--- start of Records shown ---

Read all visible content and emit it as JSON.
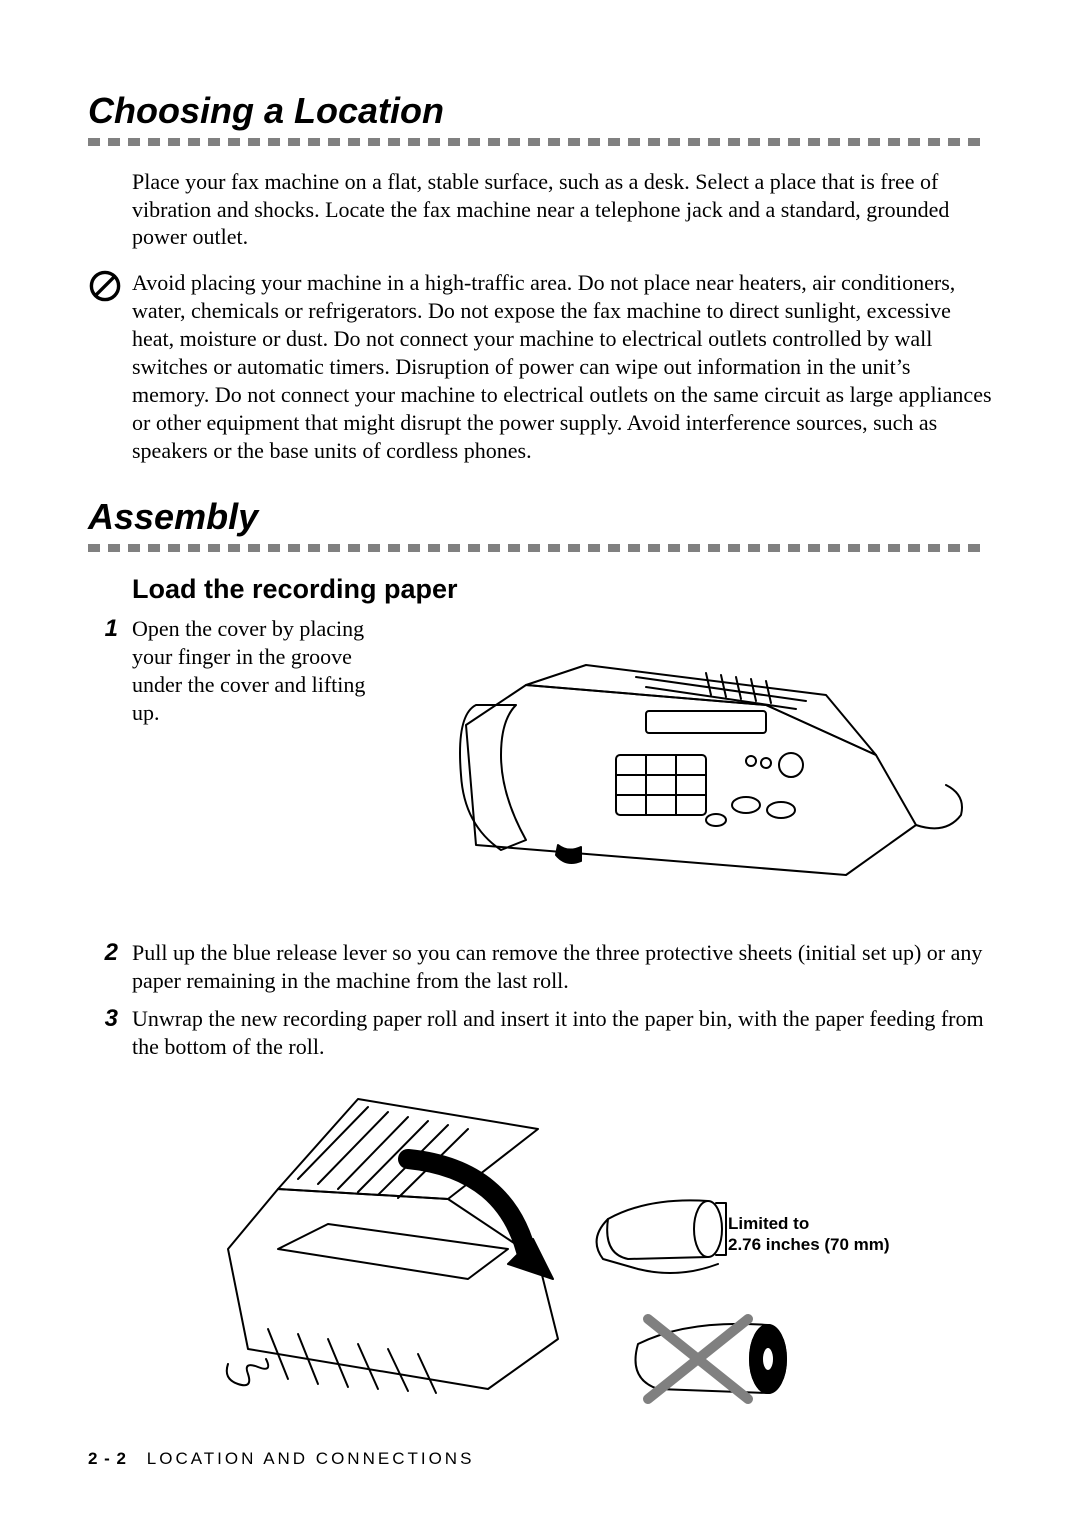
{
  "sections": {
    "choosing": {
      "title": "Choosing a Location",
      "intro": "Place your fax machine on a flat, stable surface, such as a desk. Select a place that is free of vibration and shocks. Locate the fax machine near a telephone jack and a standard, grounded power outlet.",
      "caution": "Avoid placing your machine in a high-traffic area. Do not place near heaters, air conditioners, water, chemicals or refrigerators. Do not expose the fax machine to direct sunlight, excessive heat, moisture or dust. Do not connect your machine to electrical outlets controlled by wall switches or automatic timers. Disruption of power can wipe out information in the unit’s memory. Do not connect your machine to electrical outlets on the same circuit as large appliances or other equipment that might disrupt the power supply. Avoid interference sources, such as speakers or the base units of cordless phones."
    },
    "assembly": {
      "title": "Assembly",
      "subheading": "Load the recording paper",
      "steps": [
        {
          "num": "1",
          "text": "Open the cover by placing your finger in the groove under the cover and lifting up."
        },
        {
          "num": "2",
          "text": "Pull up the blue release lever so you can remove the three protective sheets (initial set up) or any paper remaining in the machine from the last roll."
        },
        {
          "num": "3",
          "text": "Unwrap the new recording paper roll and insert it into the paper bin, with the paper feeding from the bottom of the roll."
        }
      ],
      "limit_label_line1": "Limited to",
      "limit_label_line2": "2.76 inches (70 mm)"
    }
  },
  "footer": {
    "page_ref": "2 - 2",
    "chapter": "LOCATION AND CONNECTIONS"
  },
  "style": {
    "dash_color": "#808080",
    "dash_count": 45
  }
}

--- end of Records shown ---
--- start of Records shown ---

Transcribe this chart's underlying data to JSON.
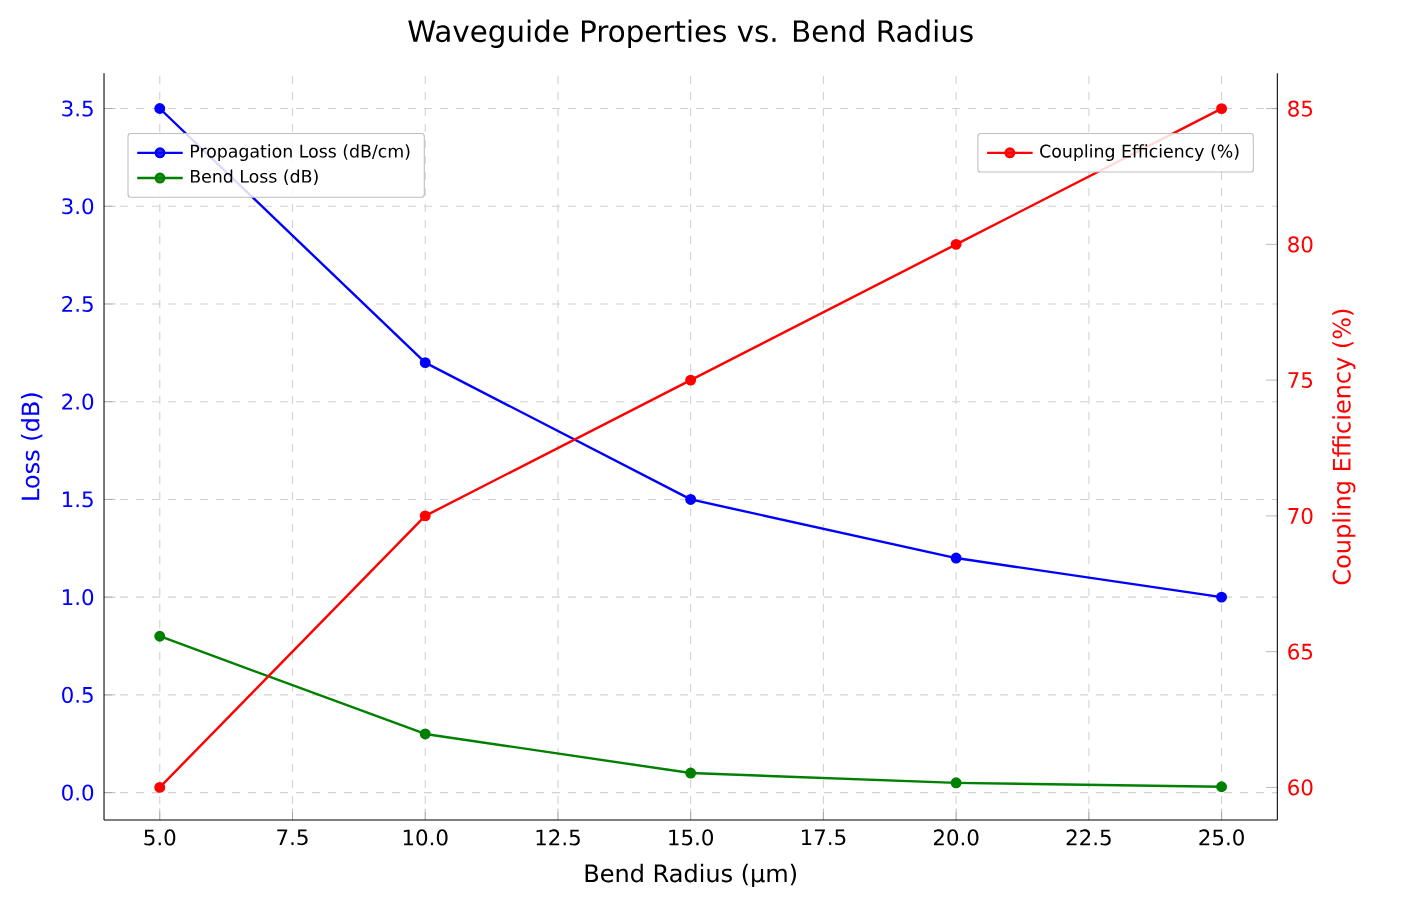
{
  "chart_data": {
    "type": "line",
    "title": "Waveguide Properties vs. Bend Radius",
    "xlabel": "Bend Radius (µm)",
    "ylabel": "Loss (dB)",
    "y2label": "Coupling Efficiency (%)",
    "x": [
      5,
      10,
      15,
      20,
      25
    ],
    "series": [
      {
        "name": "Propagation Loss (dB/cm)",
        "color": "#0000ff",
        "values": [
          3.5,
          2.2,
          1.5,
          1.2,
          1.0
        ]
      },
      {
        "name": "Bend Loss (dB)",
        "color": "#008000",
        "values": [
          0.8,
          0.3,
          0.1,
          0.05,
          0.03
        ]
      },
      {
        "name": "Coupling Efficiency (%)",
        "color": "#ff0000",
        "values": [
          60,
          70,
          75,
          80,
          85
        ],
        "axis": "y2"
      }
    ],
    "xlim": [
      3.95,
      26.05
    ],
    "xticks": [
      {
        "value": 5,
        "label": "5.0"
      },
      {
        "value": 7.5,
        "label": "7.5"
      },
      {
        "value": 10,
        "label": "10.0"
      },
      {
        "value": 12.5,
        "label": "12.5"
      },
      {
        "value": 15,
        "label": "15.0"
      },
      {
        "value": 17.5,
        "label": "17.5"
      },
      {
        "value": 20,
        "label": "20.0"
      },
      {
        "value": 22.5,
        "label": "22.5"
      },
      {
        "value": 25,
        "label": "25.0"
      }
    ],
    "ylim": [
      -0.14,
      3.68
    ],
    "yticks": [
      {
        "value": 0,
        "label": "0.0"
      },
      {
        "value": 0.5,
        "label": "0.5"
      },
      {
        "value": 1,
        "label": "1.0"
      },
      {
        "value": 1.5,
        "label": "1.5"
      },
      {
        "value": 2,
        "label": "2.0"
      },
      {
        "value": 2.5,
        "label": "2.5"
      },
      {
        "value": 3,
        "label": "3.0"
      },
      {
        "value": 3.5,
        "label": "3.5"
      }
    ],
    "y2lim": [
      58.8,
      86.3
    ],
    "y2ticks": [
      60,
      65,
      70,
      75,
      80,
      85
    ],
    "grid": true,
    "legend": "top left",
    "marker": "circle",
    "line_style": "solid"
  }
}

--- end of Records shown ---
--- start of Records shown ---

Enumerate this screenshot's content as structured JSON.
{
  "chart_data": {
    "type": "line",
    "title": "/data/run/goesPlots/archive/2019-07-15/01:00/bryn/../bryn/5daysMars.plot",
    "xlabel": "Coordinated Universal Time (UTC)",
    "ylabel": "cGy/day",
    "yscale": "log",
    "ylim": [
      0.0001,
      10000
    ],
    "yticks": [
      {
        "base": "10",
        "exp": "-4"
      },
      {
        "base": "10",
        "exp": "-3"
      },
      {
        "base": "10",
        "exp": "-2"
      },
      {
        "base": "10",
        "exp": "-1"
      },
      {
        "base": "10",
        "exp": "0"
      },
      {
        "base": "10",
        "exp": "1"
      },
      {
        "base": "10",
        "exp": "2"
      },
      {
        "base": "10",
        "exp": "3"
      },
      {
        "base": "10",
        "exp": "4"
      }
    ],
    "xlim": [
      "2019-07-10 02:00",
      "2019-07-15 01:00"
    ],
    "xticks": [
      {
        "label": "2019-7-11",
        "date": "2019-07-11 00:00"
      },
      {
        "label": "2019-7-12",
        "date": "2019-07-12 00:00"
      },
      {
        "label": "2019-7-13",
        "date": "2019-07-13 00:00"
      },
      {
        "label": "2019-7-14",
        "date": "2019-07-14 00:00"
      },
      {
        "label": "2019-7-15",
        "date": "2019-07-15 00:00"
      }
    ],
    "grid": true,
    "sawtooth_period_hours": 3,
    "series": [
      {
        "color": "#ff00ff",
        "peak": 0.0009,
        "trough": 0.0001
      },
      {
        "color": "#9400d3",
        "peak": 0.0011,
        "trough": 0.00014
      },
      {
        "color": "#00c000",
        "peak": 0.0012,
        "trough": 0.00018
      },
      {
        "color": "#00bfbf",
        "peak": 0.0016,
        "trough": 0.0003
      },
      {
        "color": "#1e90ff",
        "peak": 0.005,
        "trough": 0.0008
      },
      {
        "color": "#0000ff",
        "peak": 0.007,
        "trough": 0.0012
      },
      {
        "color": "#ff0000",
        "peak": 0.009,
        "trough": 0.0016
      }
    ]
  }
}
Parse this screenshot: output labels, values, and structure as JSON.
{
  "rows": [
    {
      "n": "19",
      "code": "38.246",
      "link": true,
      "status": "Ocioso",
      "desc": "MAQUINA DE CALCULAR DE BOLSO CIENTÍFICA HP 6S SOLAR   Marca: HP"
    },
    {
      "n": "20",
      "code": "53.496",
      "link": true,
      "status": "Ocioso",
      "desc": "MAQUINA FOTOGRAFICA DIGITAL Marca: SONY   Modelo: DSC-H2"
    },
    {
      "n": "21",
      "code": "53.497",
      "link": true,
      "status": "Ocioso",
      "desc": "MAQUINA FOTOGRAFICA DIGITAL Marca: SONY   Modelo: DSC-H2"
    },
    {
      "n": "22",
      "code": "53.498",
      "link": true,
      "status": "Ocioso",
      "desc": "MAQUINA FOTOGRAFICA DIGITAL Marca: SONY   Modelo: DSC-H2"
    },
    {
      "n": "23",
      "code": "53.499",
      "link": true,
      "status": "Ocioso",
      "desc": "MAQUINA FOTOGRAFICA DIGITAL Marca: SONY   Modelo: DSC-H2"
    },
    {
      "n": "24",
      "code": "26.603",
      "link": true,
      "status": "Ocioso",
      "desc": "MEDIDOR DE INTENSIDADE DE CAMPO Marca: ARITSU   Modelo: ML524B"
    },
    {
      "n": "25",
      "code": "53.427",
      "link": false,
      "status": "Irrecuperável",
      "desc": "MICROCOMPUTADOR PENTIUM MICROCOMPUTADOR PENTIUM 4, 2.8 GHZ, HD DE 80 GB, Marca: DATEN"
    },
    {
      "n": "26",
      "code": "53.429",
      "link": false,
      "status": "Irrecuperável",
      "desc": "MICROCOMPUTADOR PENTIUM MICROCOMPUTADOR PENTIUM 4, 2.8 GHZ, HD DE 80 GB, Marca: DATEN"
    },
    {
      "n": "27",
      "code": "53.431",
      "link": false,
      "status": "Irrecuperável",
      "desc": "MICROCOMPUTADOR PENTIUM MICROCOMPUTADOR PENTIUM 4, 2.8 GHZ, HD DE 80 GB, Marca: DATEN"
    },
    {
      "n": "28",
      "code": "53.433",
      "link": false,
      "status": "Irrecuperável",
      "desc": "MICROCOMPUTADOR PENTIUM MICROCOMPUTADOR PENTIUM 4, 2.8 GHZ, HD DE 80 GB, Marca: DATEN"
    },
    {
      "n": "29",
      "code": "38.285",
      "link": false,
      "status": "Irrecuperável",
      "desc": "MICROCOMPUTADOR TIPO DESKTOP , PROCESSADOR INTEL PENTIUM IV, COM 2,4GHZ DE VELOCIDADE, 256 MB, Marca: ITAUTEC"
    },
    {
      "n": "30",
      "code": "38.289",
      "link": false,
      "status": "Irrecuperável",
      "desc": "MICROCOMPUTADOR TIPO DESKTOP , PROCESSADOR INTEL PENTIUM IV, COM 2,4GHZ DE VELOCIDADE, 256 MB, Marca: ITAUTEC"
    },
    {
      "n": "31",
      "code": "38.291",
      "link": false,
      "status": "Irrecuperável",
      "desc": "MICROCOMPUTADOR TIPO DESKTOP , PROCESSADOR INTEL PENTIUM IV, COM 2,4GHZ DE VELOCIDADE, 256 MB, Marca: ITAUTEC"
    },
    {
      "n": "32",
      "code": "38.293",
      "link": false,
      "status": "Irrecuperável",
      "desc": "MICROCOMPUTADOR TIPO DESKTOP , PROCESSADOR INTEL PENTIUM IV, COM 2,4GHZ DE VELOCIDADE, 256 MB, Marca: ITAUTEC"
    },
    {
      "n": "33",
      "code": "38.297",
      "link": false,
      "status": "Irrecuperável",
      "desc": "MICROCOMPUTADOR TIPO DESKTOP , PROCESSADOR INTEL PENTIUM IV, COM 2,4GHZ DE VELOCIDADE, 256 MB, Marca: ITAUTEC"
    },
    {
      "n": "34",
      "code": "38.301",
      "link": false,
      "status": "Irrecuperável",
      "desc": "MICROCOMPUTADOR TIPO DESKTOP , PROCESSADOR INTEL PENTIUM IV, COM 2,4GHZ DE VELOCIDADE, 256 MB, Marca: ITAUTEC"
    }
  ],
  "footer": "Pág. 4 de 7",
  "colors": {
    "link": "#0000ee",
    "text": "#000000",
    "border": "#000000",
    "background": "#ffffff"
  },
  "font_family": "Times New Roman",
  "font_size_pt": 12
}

--- end of Records shown ---

## Written exercise
Provide the number of lines containing the string "Efficiency", with no other output.

## Output
2